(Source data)

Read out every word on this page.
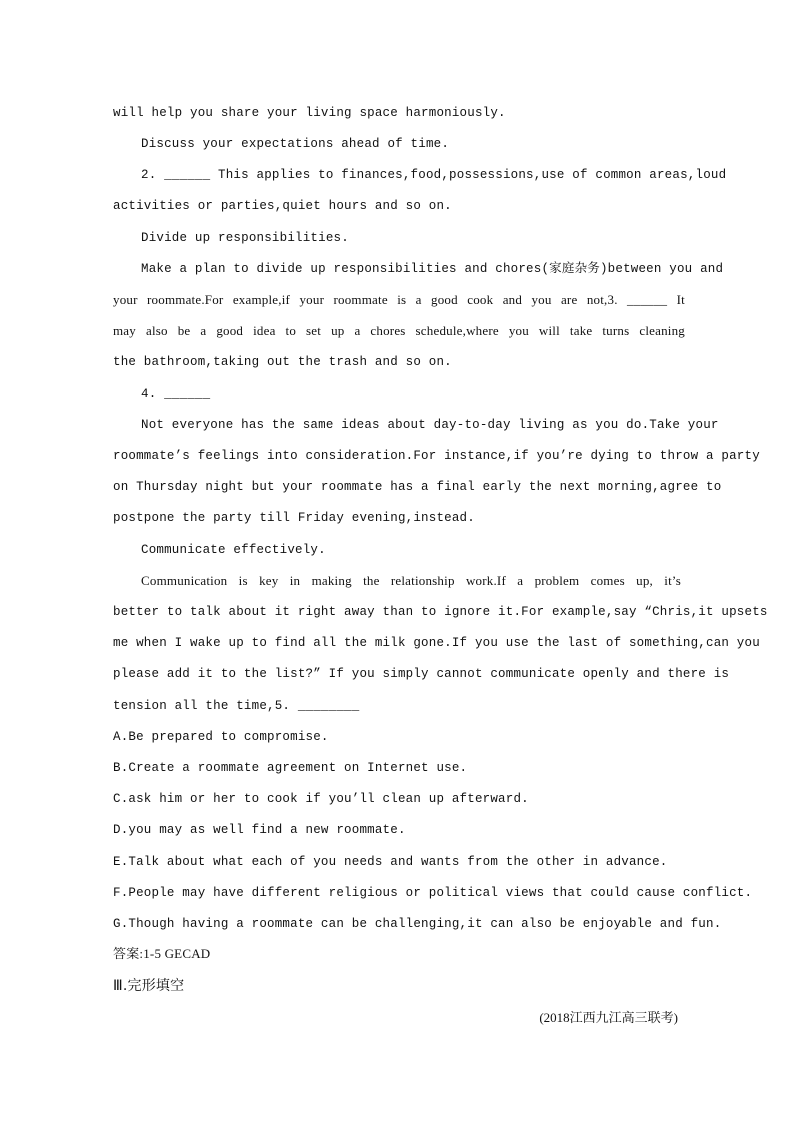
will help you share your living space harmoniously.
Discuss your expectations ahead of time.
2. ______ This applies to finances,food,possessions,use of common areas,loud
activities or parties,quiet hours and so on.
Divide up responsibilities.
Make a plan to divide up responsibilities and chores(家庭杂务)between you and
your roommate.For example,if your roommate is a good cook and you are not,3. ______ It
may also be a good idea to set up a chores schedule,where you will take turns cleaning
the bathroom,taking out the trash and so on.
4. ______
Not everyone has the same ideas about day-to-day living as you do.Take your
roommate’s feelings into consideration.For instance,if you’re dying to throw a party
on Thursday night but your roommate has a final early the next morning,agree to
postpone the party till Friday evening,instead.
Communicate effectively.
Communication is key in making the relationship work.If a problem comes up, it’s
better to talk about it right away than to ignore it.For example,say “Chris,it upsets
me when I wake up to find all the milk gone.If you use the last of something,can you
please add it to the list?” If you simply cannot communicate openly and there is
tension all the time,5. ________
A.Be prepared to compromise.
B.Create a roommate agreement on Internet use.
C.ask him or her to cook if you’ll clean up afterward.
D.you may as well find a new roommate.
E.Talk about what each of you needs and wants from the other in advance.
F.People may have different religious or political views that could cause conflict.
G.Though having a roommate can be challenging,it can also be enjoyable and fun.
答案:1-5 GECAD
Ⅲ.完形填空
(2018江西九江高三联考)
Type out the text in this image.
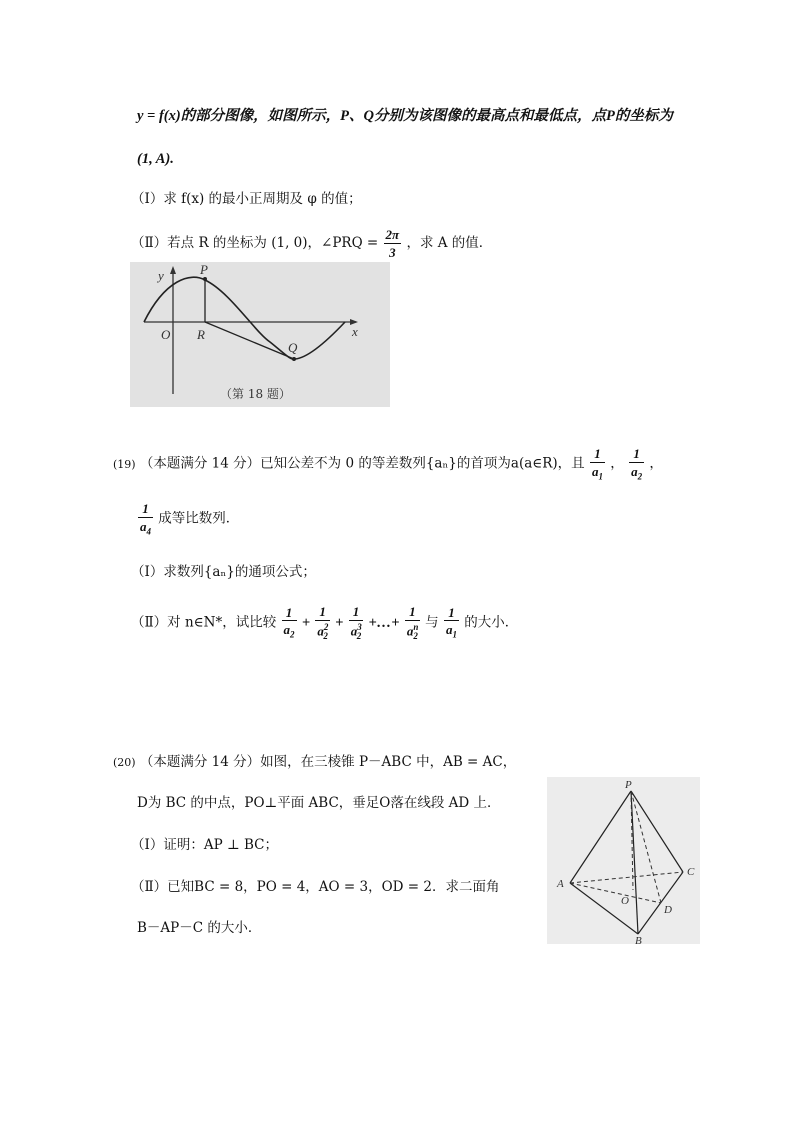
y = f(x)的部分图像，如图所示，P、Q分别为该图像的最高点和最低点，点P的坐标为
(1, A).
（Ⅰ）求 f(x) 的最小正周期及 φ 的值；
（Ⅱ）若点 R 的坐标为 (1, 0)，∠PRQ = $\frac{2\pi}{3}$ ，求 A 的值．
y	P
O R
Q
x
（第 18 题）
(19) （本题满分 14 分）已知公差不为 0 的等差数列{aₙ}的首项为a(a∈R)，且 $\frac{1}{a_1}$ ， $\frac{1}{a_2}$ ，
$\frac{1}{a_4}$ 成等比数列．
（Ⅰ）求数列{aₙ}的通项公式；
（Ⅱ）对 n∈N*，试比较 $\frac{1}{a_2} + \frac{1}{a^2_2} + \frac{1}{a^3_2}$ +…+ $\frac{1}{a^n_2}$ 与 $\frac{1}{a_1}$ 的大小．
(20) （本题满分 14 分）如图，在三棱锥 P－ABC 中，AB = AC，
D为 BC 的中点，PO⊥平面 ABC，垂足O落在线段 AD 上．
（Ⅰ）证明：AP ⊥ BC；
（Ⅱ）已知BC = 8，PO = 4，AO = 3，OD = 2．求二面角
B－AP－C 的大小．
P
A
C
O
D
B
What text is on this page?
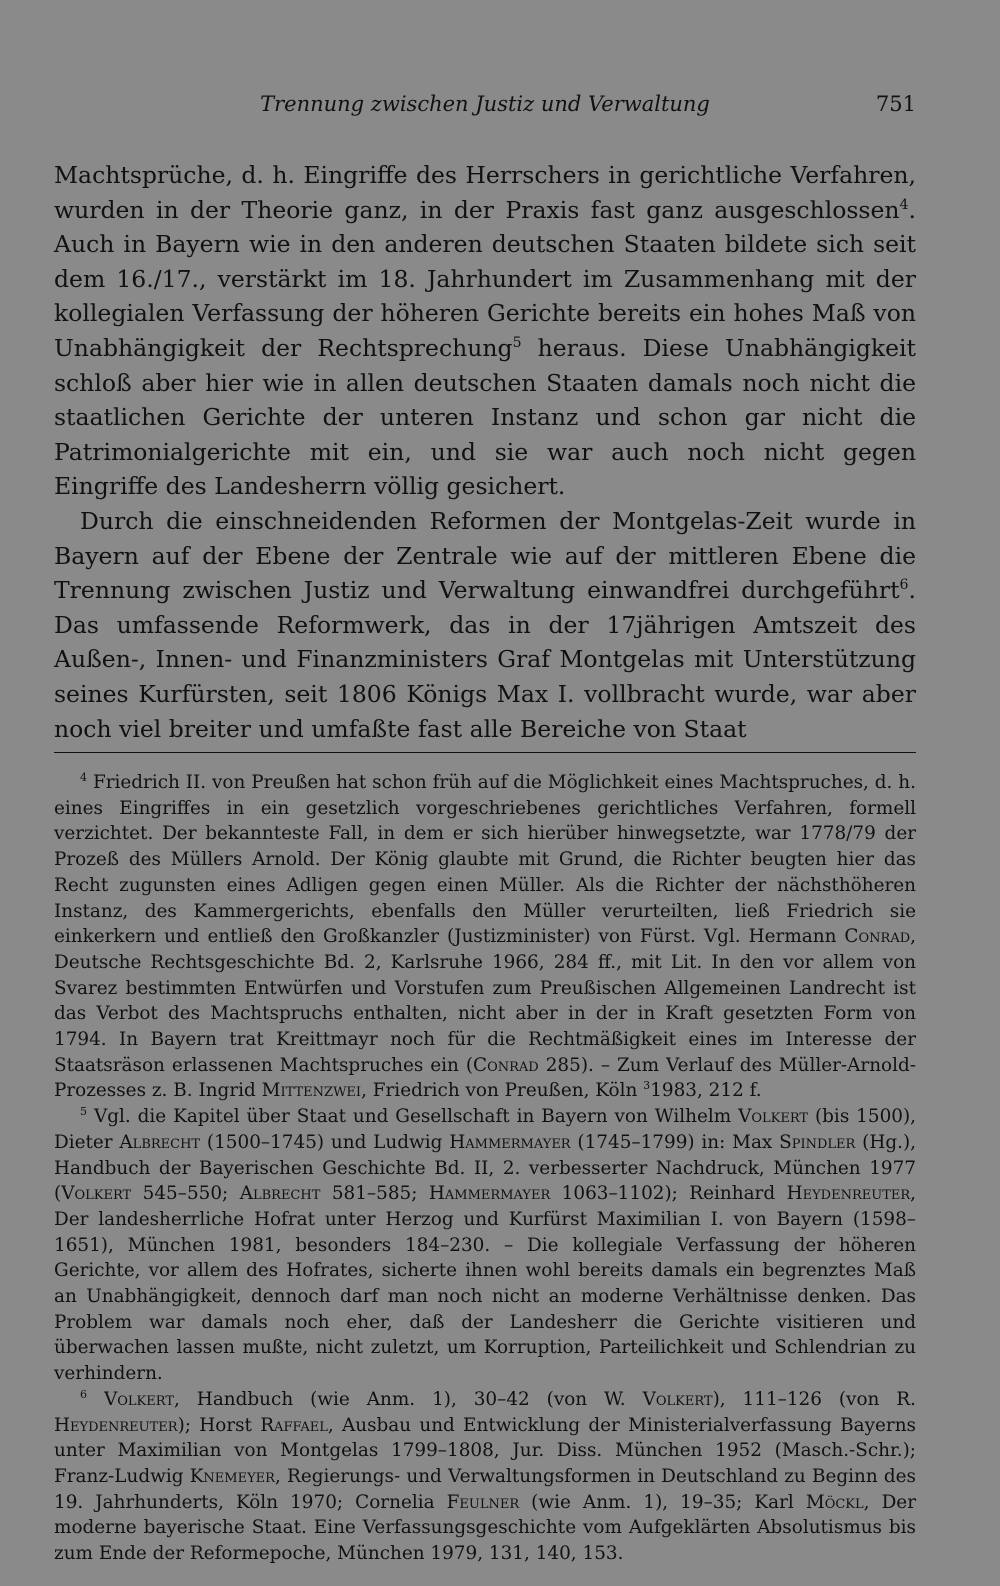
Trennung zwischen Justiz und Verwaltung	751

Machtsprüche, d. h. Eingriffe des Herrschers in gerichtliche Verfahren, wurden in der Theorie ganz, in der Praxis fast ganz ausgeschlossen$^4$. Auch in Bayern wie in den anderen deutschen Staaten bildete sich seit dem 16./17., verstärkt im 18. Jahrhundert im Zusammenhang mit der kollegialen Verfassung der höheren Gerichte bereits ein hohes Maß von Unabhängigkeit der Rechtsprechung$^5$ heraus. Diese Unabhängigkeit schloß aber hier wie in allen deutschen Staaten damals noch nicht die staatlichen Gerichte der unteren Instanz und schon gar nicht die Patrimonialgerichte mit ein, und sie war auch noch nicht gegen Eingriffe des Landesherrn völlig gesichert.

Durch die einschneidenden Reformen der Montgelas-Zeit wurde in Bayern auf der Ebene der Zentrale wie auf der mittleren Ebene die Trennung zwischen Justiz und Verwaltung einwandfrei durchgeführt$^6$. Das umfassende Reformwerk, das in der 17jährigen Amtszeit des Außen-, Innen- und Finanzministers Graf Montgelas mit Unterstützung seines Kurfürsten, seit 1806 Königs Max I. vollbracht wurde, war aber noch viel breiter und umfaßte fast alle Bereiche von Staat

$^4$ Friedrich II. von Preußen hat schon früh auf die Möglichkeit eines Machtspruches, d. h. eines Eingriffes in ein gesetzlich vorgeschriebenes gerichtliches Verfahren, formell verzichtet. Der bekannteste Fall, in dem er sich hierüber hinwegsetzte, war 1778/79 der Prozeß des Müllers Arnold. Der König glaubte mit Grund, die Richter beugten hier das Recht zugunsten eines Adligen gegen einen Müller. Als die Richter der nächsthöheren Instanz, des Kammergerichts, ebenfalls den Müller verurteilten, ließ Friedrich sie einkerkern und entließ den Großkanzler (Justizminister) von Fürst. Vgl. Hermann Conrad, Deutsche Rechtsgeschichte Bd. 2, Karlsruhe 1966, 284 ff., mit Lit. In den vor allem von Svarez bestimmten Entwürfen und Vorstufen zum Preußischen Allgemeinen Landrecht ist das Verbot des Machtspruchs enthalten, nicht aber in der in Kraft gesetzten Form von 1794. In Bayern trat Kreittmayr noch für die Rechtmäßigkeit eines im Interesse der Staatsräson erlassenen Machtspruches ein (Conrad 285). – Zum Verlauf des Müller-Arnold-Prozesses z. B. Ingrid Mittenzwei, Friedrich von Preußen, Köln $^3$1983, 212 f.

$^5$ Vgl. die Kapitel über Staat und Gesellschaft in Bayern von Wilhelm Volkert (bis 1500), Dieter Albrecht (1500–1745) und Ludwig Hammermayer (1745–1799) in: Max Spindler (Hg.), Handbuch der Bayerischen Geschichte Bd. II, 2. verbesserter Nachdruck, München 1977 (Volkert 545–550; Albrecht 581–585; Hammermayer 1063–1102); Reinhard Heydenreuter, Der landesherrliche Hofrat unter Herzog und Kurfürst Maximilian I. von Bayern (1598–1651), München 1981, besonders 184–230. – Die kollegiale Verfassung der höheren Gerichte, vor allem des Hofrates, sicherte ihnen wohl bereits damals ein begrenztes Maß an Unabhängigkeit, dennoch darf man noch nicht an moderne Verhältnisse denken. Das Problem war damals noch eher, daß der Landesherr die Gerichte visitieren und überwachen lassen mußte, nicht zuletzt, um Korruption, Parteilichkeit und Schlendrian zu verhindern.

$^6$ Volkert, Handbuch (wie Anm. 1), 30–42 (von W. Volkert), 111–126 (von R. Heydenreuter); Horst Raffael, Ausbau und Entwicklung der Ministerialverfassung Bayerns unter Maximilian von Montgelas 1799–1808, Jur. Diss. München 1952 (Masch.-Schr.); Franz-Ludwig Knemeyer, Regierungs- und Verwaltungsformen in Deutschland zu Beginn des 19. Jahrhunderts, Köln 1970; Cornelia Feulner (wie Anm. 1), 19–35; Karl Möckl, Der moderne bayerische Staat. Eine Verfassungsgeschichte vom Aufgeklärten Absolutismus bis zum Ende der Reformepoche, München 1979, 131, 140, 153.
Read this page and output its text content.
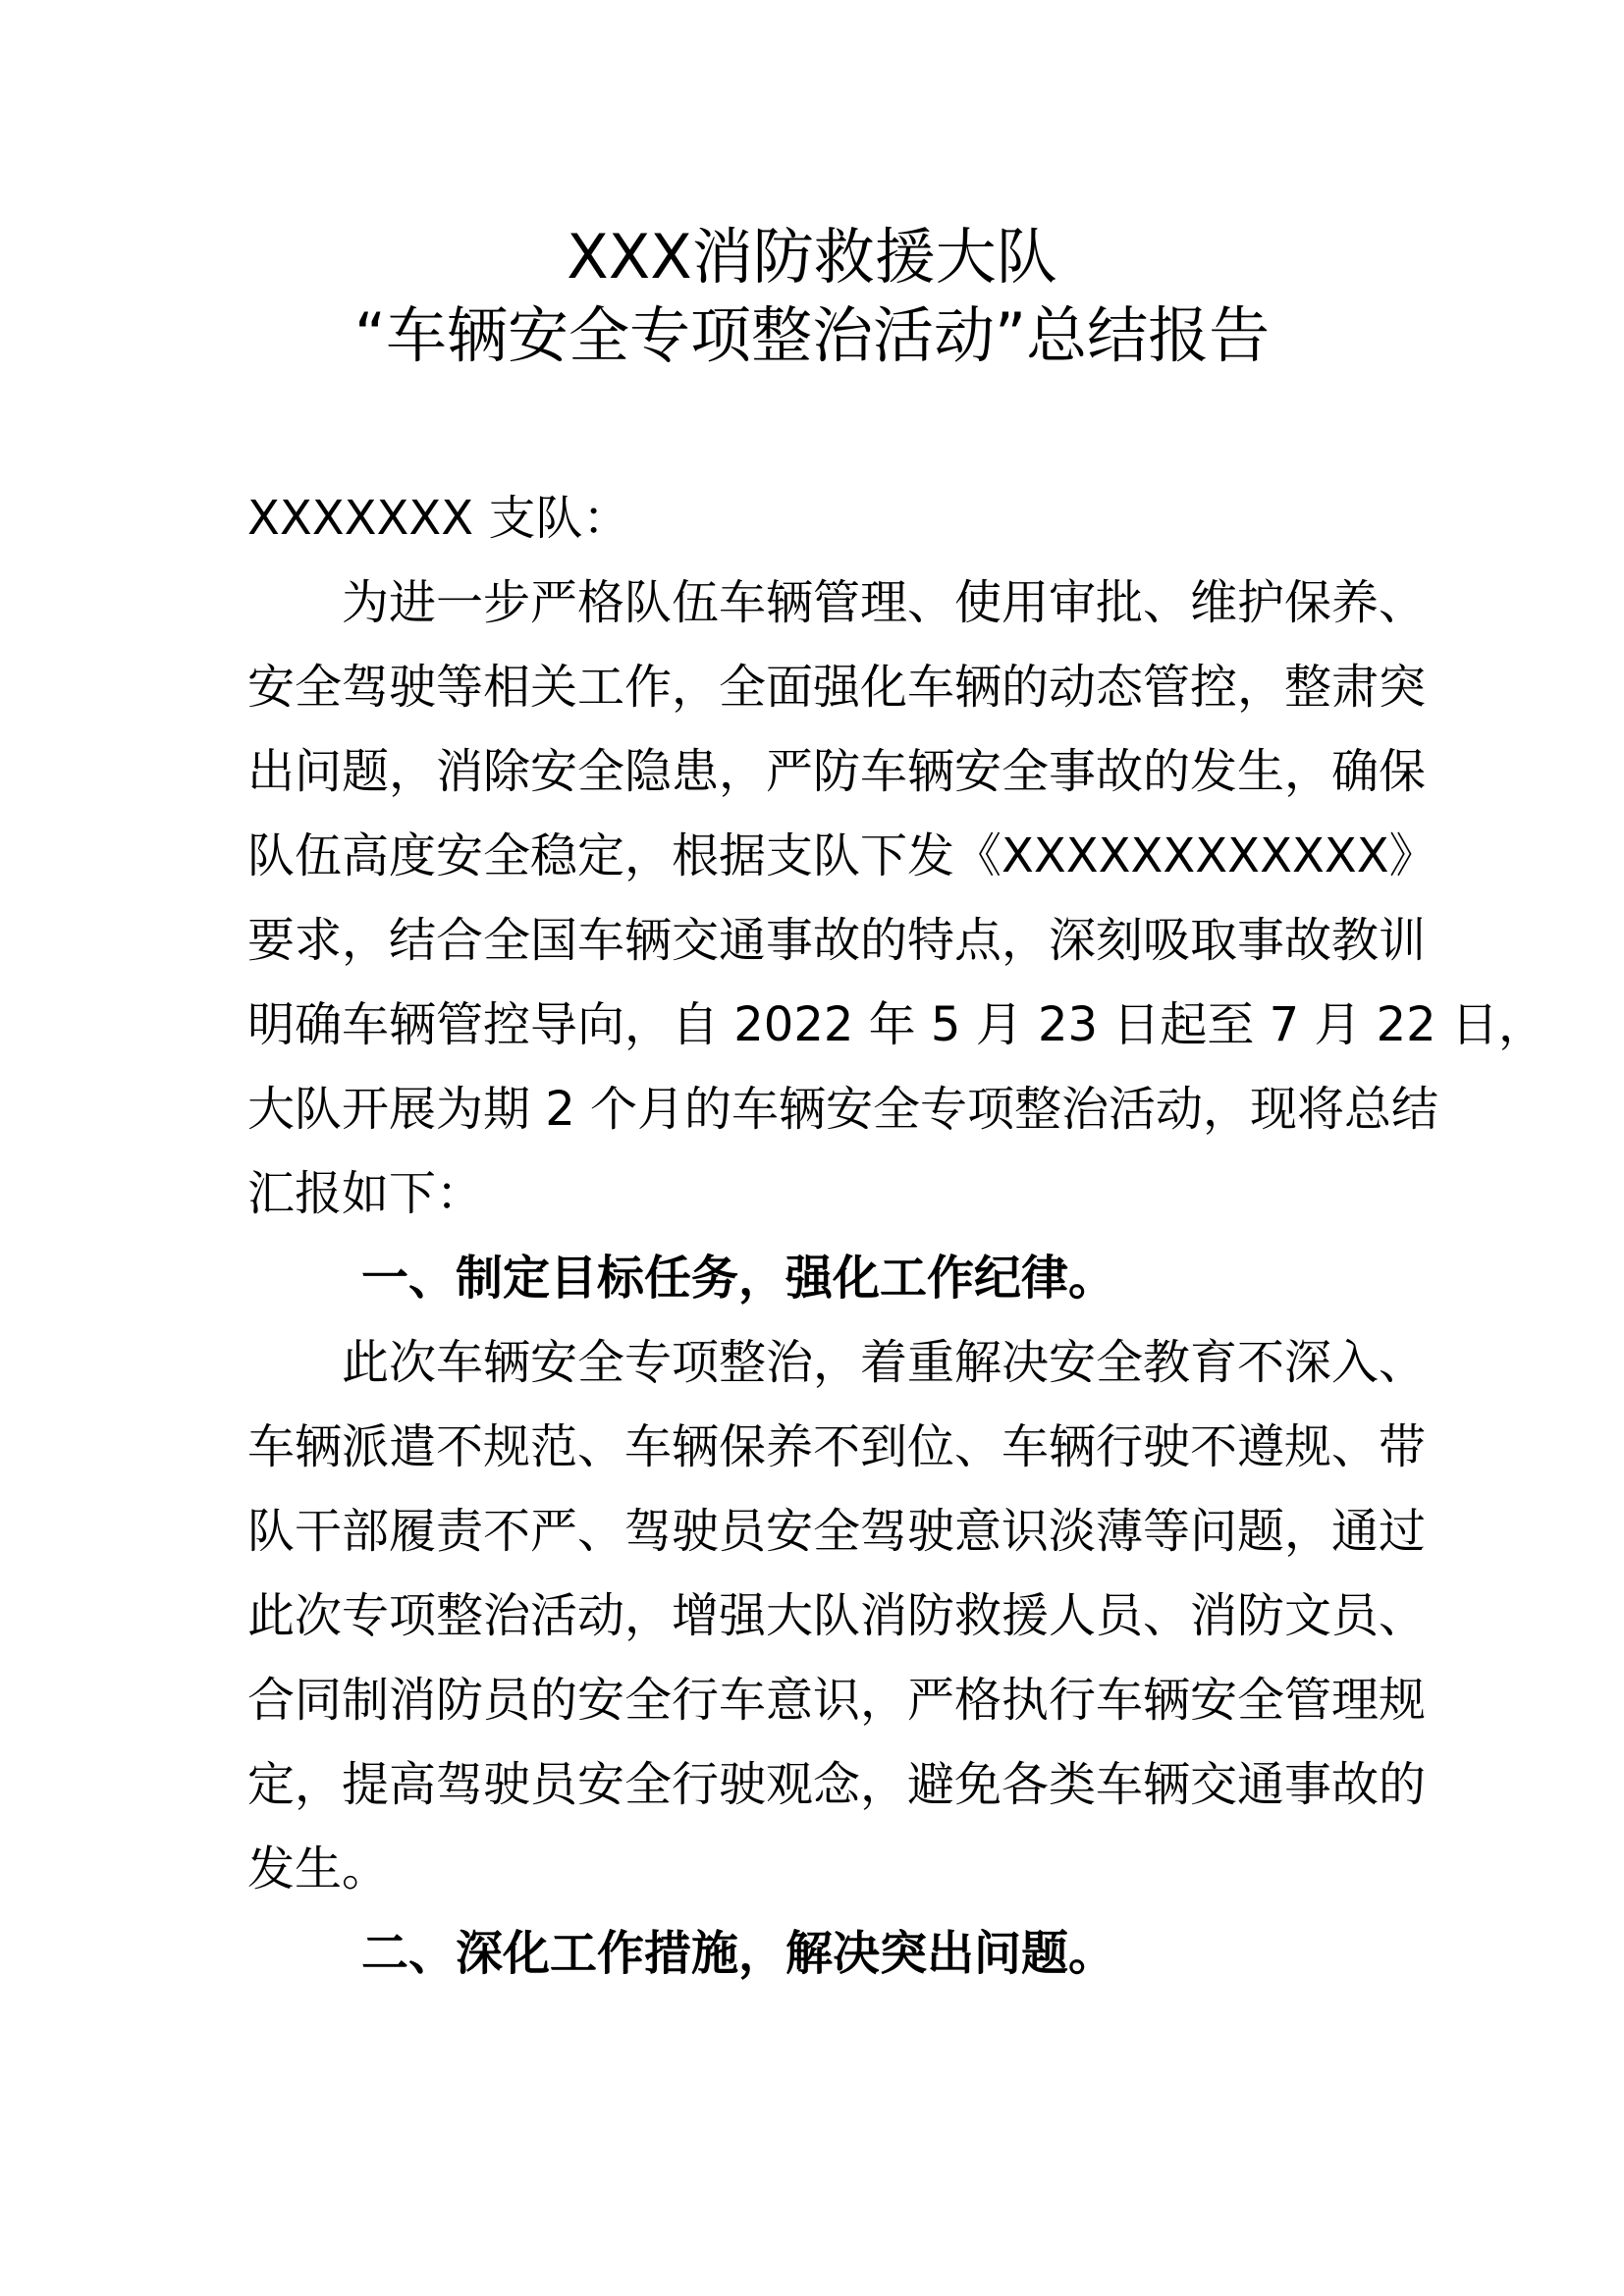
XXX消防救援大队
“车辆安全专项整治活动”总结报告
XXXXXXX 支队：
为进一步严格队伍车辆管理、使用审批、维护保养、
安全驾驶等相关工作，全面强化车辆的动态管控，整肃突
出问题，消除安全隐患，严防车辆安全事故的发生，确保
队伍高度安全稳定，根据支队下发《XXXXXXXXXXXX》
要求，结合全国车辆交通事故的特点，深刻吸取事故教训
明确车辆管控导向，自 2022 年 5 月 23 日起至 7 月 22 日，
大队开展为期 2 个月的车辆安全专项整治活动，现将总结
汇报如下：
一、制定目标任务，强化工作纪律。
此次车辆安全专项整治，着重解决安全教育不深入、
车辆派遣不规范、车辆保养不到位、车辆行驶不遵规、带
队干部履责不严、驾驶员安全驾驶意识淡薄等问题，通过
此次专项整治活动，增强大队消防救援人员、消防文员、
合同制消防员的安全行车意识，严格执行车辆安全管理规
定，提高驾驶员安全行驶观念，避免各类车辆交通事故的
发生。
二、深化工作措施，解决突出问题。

- _Stated goal_
In the entries above, count each line holding "frac" and report the total and nothing more.

- _Complete output_
4